Instruction » Wherever the string "Vigência" appears in a line, extract that line.

(Records from a collection)
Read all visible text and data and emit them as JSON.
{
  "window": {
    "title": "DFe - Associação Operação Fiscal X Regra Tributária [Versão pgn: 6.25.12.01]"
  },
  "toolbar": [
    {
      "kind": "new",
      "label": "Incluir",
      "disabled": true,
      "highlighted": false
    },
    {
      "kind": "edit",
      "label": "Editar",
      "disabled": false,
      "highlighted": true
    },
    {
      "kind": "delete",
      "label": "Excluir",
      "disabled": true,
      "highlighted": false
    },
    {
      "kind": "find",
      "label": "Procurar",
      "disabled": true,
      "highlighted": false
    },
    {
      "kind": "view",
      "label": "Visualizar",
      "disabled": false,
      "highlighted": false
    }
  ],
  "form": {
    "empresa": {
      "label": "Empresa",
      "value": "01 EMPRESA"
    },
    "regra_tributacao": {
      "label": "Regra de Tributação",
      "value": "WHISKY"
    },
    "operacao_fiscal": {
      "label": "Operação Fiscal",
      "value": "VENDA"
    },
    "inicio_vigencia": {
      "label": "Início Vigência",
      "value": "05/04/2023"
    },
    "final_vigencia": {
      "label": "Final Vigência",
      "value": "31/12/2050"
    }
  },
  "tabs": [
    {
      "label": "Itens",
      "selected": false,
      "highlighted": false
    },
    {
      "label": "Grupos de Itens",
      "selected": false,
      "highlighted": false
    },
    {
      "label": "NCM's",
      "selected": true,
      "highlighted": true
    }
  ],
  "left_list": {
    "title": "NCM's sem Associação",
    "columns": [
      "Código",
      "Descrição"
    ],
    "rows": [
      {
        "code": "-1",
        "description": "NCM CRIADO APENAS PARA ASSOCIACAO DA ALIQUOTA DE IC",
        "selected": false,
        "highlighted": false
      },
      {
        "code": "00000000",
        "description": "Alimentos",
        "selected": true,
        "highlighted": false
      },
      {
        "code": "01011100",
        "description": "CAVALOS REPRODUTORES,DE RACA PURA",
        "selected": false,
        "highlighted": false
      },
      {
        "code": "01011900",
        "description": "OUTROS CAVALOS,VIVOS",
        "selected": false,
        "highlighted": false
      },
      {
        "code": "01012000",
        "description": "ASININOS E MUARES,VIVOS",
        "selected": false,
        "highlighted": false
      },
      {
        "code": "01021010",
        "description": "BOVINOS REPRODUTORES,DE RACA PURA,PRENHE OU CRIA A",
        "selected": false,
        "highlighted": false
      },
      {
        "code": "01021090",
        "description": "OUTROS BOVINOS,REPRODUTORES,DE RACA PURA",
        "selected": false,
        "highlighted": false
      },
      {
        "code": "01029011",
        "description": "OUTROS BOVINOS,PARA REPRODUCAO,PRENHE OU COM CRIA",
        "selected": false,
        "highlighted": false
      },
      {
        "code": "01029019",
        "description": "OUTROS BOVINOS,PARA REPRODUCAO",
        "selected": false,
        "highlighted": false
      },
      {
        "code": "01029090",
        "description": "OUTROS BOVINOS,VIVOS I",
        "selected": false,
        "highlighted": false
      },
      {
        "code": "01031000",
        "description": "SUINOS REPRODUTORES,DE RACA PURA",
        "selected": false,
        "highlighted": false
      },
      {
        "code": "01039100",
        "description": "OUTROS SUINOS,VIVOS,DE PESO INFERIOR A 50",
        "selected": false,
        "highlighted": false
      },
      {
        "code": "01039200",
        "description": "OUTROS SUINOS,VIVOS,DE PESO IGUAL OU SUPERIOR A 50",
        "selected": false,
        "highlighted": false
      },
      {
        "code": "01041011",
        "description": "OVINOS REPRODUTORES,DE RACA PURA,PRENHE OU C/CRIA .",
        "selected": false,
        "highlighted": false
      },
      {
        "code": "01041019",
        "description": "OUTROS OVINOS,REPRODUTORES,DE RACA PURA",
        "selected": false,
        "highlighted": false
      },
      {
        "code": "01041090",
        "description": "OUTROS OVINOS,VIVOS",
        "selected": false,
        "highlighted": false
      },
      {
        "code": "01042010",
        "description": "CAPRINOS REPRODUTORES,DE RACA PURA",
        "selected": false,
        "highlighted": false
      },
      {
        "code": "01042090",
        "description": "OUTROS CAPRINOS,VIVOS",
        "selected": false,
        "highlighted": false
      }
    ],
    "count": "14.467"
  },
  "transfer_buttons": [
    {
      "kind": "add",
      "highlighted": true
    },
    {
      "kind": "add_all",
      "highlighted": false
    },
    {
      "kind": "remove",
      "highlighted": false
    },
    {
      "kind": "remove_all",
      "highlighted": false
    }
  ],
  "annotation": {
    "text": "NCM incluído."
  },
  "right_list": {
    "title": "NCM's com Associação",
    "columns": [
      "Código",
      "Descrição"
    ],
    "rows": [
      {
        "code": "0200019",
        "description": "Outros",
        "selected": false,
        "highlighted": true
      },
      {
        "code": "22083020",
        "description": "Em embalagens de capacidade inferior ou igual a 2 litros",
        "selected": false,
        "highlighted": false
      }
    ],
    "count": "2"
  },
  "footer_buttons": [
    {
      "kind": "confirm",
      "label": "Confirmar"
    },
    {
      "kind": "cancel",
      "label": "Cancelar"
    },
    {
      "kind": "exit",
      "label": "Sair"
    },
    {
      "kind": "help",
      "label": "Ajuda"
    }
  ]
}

Correct result »
      "label": "Início Vigência",
      "label": "Final Vigência",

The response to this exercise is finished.